Stored data

____________

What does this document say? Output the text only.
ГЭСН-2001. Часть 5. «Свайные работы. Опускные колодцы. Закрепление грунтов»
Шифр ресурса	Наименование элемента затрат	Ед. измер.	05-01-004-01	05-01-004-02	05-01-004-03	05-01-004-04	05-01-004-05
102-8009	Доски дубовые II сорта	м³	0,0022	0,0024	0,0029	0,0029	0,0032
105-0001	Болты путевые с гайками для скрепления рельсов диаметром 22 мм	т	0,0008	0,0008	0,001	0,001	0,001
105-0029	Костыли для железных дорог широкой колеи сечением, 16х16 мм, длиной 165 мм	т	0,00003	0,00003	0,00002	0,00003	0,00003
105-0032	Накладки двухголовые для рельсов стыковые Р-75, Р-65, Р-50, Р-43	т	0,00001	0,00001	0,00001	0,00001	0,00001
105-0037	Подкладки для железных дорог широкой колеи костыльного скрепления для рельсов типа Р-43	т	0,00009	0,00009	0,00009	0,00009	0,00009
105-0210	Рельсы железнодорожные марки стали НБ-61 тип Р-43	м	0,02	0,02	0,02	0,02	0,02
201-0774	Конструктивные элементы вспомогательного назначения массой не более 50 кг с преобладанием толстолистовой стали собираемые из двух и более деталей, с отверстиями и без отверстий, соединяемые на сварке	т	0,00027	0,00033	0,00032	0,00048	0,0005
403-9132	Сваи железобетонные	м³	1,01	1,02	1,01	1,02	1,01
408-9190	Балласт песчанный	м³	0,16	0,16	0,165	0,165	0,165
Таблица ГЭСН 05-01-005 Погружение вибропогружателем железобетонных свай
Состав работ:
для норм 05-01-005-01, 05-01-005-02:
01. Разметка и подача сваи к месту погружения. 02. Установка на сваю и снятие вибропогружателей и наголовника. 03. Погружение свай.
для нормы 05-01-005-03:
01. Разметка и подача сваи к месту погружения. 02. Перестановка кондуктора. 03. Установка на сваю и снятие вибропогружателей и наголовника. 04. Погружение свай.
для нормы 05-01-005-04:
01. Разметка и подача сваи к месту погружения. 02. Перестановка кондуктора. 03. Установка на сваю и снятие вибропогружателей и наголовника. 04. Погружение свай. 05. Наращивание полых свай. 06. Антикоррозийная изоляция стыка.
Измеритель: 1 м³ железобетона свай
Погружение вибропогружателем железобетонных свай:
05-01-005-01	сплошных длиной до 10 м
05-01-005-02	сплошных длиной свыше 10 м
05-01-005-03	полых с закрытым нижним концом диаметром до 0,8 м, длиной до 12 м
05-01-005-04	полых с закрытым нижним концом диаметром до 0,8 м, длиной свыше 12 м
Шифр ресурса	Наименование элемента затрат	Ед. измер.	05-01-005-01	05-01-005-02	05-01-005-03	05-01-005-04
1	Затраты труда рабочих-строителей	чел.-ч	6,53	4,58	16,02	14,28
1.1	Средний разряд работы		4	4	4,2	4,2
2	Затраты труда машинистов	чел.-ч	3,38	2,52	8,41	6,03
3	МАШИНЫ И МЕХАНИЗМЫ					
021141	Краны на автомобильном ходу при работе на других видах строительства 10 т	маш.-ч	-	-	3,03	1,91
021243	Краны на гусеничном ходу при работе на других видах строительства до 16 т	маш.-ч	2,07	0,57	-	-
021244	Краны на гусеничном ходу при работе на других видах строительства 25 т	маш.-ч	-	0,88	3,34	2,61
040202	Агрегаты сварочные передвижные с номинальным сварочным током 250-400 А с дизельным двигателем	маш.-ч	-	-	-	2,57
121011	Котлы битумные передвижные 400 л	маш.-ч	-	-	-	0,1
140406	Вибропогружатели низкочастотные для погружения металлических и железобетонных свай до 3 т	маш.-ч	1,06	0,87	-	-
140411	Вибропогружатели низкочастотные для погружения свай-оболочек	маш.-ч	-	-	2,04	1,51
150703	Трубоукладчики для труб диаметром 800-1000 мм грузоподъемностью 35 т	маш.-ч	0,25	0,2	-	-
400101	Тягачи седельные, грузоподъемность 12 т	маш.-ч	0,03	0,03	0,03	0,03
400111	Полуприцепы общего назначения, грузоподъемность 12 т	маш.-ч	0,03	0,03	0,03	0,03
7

____________

### [WHAT YOU SHOULD DO]
In the entries above, find lines with "нижним" and copy each.

### [RESPONSE]
05-01-005-03	полых с закрытым нижним концом диаметром до 0,8 м, длиной до 12 м
05-01-005-04	полых с закрытым нижним концом диаметром до 0,8 м, длиной свыше 12 м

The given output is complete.